(Excerpt from a dataset)
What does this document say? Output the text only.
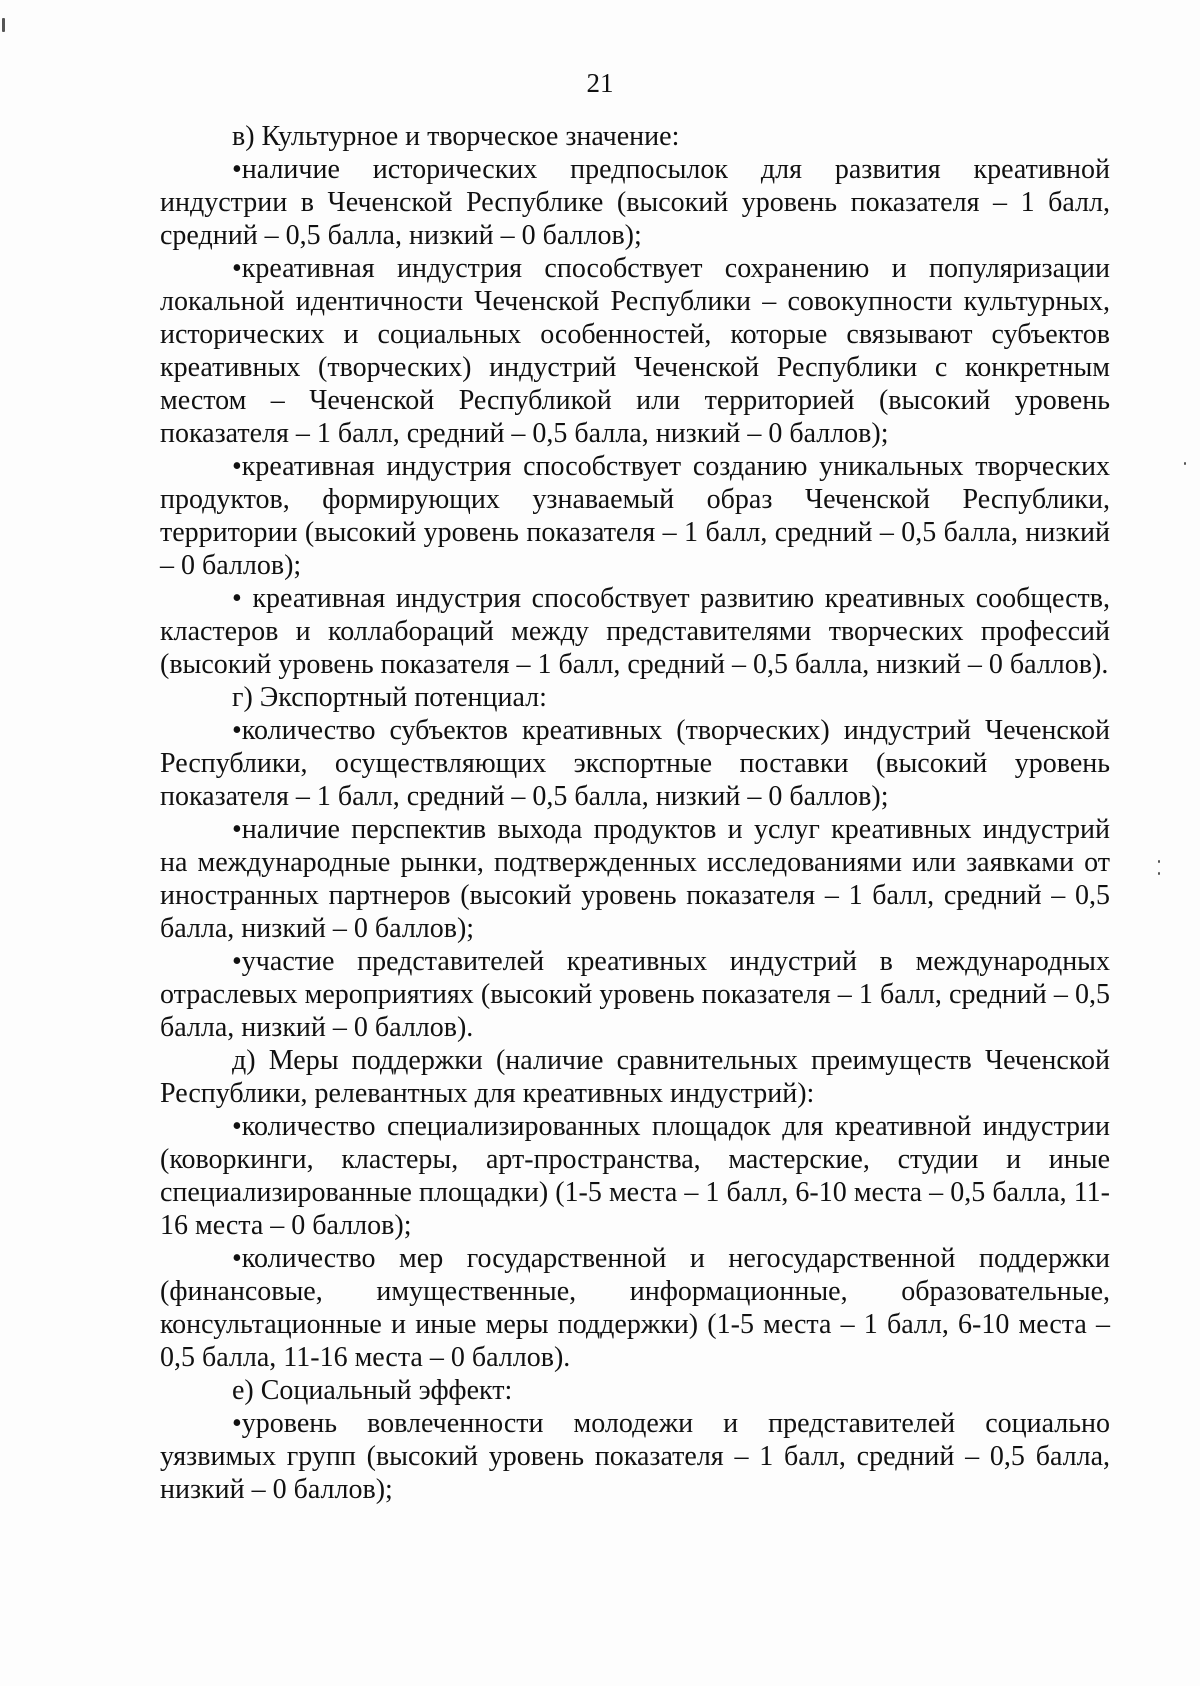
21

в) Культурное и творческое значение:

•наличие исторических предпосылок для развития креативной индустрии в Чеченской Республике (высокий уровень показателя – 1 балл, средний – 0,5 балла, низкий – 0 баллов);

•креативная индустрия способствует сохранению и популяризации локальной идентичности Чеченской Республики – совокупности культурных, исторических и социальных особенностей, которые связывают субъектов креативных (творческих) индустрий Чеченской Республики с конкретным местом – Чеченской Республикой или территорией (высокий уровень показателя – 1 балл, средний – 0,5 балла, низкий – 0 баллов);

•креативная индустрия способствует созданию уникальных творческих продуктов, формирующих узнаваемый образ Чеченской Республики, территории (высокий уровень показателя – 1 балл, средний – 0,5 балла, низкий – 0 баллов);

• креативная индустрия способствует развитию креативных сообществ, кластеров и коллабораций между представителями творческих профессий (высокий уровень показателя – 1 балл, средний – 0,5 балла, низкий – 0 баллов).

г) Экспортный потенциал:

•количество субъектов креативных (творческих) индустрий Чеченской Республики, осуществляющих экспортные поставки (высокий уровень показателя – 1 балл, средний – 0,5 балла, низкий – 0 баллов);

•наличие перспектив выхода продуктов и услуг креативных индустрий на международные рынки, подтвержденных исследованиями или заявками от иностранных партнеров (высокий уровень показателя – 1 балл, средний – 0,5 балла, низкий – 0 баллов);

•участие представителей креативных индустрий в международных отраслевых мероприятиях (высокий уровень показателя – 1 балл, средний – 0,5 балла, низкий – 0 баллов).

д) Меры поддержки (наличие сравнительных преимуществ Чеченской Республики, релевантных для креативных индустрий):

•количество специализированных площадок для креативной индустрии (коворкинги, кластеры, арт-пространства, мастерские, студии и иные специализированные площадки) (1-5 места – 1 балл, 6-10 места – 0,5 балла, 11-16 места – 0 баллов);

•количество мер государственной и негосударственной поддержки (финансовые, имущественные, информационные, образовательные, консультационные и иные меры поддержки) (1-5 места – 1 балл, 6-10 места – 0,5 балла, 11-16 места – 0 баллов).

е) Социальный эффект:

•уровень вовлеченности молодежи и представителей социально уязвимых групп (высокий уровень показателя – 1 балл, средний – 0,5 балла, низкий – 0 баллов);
...
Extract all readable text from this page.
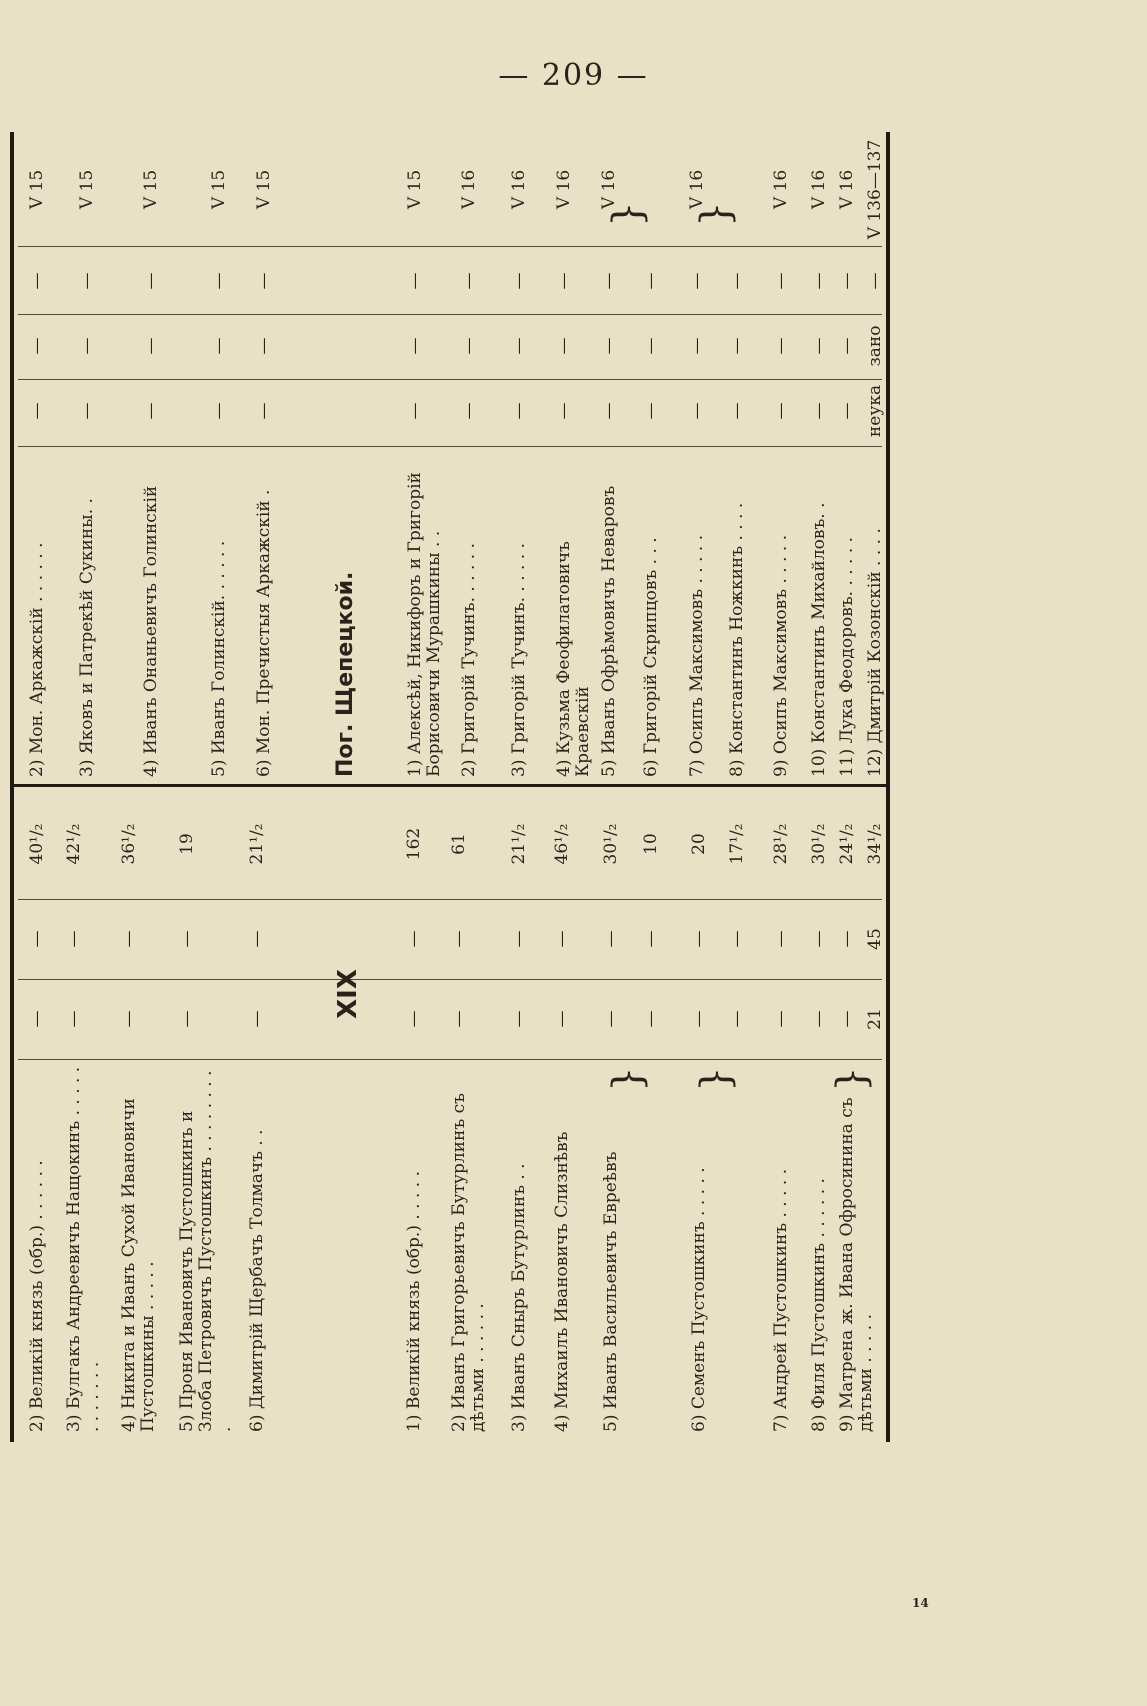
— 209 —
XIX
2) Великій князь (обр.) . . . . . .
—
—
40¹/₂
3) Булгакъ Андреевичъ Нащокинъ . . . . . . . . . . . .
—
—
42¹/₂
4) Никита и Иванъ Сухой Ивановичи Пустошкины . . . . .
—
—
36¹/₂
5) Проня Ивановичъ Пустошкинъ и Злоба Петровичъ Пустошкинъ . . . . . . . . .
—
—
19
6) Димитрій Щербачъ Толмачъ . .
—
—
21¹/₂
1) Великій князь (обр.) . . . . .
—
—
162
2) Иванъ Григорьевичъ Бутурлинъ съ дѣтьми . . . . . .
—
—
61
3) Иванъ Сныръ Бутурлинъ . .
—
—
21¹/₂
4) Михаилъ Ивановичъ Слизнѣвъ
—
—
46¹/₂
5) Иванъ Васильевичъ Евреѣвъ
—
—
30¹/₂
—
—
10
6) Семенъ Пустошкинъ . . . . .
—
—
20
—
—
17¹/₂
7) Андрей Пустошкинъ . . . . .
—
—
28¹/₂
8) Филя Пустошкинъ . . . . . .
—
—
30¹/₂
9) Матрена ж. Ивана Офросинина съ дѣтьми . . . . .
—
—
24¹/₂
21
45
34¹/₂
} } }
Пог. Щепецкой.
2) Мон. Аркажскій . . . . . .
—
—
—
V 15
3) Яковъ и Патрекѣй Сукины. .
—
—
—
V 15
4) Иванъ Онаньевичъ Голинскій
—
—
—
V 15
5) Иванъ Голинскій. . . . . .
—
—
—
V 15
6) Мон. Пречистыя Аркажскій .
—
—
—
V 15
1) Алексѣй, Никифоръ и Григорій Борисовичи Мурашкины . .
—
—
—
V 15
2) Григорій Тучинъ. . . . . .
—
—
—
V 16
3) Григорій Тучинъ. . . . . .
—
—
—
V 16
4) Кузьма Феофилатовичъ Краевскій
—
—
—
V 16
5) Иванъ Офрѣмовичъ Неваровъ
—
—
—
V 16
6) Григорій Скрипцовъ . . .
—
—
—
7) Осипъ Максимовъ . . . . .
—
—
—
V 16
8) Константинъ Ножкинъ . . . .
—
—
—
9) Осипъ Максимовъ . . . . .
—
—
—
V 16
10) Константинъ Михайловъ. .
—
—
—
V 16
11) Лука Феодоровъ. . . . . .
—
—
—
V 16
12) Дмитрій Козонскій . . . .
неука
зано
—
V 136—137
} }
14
--
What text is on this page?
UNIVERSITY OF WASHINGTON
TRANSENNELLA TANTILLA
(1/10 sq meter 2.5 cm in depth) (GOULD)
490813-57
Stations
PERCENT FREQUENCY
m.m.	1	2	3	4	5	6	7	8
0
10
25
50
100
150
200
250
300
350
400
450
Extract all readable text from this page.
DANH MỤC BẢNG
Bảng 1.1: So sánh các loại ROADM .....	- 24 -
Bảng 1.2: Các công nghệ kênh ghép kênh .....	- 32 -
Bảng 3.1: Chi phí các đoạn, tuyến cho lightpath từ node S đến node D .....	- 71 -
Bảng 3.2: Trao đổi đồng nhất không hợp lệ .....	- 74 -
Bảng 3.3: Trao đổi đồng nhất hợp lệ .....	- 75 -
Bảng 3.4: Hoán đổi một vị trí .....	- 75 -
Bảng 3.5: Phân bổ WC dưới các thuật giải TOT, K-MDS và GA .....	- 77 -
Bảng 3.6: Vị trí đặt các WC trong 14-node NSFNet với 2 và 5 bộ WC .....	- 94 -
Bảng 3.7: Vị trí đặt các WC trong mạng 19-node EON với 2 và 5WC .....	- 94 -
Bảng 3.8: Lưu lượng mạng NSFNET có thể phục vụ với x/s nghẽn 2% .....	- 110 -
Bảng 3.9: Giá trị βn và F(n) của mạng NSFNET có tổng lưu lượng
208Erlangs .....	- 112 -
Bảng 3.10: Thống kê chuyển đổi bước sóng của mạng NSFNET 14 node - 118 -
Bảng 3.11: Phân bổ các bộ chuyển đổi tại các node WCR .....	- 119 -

== Your goal ==
Identify the lines in the entries above that contain "What", then copy them out.

== Answer to the exercise ==
What does this document say? Output the text only.
What text is on this page?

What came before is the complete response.